▶ _EXERCISE GOAL_
Reproduce exactly the lines from the one containing "Convert this screenshot" through the last line of the data, both ends included.
+++ INFORMATION SUPPLIED +++
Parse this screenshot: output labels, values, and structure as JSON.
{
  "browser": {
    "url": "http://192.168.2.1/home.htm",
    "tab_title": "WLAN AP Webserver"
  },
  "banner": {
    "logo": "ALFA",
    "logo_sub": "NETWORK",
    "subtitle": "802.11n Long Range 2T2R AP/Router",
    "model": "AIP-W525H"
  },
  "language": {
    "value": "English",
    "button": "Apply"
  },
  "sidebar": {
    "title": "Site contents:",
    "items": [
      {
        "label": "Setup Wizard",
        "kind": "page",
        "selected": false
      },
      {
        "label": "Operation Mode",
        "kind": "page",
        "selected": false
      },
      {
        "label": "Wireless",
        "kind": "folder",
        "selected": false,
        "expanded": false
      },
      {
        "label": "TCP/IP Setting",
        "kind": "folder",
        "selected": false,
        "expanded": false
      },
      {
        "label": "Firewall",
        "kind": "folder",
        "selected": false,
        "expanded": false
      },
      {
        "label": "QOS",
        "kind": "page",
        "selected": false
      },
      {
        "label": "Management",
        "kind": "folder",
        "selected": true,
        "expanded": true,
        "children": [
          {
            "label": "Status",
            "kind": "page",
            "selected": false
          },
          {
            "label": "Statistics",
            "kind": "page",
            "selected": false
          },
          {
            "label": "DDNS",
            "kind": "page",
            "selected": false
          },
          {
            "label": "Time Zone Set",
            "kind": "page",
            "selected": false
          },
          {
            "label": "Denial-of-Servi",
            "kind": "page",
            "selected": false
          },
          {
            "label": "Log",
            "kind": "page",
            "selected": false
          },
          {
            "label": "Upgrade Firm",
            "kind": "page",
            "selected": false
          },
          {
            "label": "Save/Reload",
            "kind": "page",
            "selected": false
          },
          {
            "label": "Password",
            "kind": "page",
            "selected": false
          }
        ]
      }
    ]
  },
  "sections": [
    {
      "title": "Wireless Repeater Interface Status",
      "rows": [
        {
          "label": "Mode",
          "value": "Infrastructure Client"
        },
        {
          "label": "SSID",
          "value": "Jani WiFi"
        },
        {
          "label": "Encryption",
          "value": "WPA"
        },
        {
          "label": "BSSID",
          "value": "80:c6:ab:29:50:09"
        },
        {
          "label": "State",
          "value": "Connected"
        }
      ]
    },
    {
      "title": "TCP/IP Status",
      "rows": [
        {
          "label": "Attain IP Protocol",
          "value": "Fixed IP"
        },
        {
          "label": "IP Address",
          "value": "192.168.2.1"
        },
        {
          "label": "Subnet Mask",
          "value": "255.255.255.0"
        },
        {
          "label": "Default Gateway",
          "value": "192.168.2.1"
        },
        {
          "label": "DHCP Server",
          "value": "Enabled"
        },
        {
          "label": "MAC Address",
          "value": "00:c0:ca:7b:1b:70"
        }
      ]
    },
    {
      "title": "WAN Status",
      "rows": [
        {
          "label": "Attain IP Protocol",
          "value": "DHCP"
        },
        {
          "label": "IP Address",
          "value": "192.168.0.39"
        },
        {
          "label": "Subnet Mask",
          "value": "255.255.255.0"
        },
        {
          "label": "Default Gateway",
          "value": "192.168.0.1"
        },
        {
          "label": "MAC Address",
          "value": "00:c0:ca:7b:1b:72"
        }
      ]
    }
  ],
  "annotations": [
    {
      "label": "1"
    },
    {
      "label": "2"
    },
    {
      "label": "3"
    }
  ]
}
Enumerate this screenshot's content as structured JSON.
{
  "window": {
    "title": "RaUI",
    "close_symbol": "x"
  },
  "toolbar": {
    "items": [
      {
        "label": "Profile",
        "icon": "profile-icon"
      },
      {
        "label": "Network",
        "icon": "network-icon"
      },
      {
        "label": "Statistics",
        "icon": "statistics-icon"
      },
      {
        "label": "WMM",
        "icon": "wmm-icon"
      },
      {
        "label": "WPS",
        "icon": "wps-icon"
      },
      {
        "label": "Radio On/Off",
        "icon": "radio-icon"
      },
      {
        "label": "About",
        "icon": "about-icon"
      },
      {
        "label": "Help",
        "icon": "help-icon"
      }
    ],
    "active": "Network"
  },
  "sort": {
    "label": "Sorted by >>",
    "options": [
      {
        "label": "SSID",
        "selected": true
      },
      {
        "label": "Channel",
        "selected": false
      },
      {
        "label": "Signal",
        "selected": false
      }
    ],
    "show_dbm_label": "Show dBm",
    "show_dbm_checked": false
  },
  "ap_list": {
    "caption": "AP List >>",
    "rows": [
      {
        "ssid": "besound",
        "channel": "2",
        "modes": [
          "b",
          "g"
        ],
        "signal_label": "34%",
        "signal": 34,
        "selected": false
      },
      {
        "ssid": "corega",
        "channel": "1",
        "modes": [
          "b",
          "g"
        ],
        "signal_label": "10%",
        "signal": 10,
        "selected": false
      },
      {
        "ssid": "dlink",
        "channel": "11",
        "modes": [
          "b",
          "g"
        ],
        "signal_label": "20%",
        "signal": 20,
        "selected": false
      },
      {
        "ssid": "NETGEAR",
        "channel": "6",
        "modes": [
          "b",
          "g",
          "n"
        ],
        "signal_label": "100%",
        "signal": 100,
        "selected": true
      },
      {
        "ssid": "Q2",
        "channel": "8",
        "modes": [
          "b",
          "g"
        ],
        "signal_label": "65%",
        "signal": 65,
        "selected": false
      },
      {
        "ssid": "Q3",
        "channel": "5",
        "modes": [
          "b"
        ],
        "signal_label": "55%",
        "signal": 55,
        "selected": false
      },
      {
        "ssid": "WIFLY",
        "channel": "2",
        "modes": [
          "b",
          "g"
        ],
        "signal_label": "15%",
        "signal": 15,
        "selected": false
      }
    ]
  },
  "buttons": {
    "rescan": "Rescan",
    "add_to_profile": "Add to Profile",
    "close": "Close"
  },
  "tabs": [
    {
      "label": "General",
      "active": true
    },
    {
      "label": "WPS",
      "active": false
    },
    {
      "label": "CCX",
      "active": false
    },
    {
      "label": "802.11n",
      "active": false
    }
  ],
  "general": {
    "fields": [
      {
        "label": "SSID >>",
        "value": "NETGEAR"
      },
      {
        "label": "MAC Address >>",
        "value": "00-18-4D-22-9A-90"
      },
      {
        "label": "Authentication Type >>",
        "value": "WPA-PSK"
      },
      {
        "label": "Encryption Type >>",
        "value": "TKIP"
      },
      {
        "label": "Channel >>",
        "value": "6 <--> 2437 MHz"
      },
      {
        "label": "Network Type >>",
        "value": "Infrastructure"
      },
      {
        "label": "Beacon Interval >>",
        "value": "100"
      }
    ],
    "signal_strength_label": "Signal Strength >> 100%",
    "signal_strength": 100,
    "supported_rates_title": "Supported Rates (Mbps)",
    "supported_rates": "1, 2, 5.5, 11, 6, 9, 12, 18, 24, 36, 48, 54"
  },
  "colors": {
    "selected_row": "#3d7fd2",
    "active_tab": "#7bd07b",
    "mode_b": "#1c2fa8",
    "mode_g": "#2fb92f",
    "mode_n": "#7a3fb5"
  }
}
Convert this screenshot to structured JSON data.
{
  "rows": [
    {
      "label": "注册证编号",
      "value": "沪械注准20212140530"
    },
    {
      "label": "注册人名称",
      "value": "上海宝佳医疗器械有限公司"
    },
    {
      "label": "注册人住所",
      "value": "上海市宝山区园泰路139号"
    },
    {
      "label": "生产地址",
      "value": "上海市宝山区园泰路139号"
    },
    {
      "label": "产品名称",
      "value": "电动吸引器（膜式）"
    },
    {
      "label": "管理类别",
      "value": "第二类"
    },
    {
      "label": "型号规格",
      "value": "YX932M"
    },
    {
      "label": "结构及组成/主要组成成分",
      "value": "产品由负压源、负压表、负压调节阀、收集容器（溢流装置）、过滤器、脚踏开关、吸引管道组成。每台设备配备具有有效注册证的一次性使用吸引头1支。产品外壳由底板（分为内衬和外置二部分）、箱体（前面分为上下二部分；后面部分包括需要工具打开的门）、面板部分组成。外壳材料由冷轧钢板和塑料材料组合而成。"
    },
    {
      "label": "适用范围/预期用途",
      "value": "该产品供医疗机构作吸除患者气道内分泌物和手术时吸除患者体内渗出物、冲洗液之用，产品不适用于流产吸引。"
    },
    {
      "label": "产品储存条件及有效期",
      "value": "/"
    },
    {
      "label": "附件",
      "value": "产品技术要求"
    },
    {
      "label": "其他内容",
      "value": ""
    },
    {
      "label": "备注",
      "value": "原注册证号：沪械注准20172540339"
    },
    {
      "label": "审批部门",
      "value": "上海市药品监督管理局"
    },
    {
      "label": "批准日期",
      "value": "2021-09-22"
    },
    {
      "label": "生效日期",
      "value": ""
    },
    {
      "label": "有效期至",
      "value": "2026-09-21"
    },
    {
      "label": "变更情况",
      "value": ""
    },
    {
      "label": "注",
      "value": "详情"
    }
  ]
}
+++
▶ _COMPLETE OUTPUT_
Convert this screenshot to structured JSON data.
{
  "rows": [
    {
      "label": "注册证编号",
      "value": "沪械注准20212140530"
    },
    {
      "label": "注册人名称",
      "value": "上海宝佳医疗器械有限公司"
    },
    {
      "label": "注册人住所",
      "value": "上海市宝山区园泰路139号"
    },
    {
      "label": "生产地址",
      "value": "上海市宝山区园泰路139号"
    },
    {
      "label": "产品名称",
      "value": "电动吸引器（膜式）"
    },
    {
      "label": "管理类别",
      "value": "第二类"
    },
    {
      "label": "型号规格",
      "value": "YX932M"
    },
    {
      "label": "结构及组成/主要组成成分",
      "value": "产品由负压源、负压表、负压调节阀、收集容器（溢流装置）、过滤器、脚踏开关、吸引管道组成。每台设备配备具有有效注册证的一次性使用吸引头1支。产品外壳由底板（分为内衬和外置二部分）、箱体（前面分为上下二部分；后面部分包括需要工具打开的门）、面板部分组成。外壳材料由冷轧钢板和塑料材料组合而成。"
    },
    {
      "label": "适用范围/预期用途",
      "value": "该产品供医疗机构作吸除患者气道内分泌物和手术时吸除患者体内渗出物、冲洗液之用，产品不适用于流产吸引。"
    },
    {
      "label": "产品储存条件及有效期",
      "value": "/"
    },
    {
      "label": "附件",
      "value": "产品技术要求"
    },
    {
      "label": "其他内容",
      "value": ""
    },
    {
      "label": "备注",
      "value": "原注册证号：沪械注准20172540339"
    },
    {
      "label": "审批部门",
      "value": "上海市药品监督管理局"
    },
    {
      "label": "批准日期",
      "value": "2021-09-22"
    },
    {
      "label": "生效日期",
      "value": ""
    },
    {
      "label": "有效期至",
      "value": "2026-09-21"
    },
    {
      "label": "变更情况",
      "value": ""
    },
    {
      "label": "注",
      "value": "详情"
    }
  ]
}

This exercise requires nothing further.